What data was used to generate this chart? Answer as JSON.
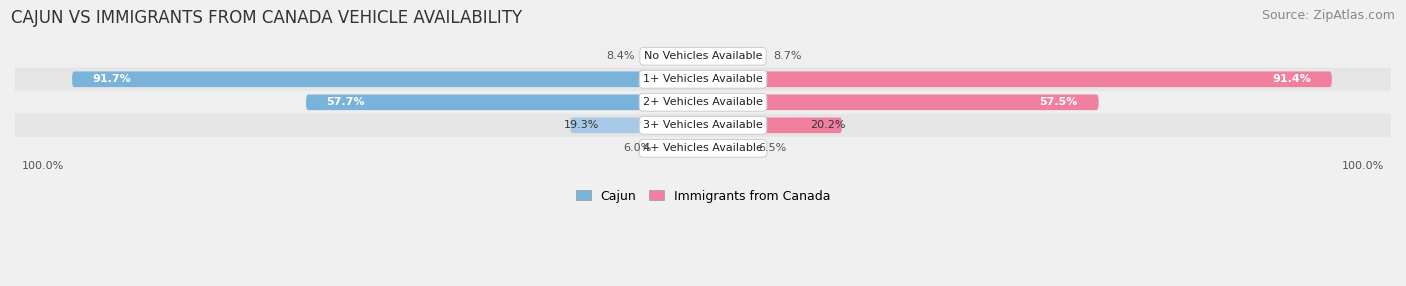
{
  "title": "CAJUN VS IMMIGRANTS FROM CANADA VEHICLE AVAILABILITY",
  "source": "Source: ZipAtlas.com",
  "categories": [
    "No Vehicles Available",
    "1+ Vehicles Available",
    "2+ Vehicles Available",
    "3+ Vehicles Available",
    "4+ Vehicles Available"
  ],
  "cajun_values": [
    8.4,
    91.7,
    57.7,
    19.3,
    6.0
  ],
  "canada_values": [
    8.7,
    91.4,
    57.5,
    20.2,
    6.5
  ],
  "cajun_color": "#7ab3d9",
  "canada_color": "#f07fa0",
  "cajun_color_light": "#a8c8e8",
  "canada_color_light": "#f4a8be",
  "row_bg_colors": [
    "#efefef",
    "#e5e5e5"
  ],
  "title_fontsize": 12,
  "source_fontsize": 9,
  "label_fontsize": 8,
  "value_fontsize": 8,
  "legend_fontsize": 9,
  "axis_max": 100.0,
  "figsize": [
    14.06,
    2.86
  ],
  "dpi": 100
}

* * * * *

Return the listing above in full and without alteration, excluding its pictures.

*Solution to this problem*
What data was used to generate this chart? Answer as JSON.
{
  "title": "CAJUN VS IMMIGRANTS FROM CANADA VEHICLE AVAILABILITY",
  "source": "Source: ZipAtlas.com",
  "categories": [
    "No Vehicles Available",
    "1+ Vehicles Available",
    "2+ Vehicles Available",
    "3+ Vehicles Available",
    "4+ Vehicles Available"
  ],
  "cajun_values": [
    8.4,
    91.7,
    57.7,
    19.3,
    6.0
  ],
  "canada_values": [
    8.7,
    91.4,
    57.5,
    20.2,
    6.5
  ],
  "cajun_color": "#7ab3d9",
  "canada_color": "#f07fa0",
  "cajun_color_light": "#a8c8e8",
  "canada_color_light": "#f4a8be",
  "row_bg_colors": [
    "#efefef",
    "#e5e5e5"
  ],
  "title_fontsize": 12,
  "source_fontsize": 9,
  "label_fontsize": 8,
  "value_fontsize": 8,
  "legend_fontsize": 9,
  "axis_max": 100.0,
  "figsize": [
    14.06,
    2.86
  ],
  "dpi": 100
}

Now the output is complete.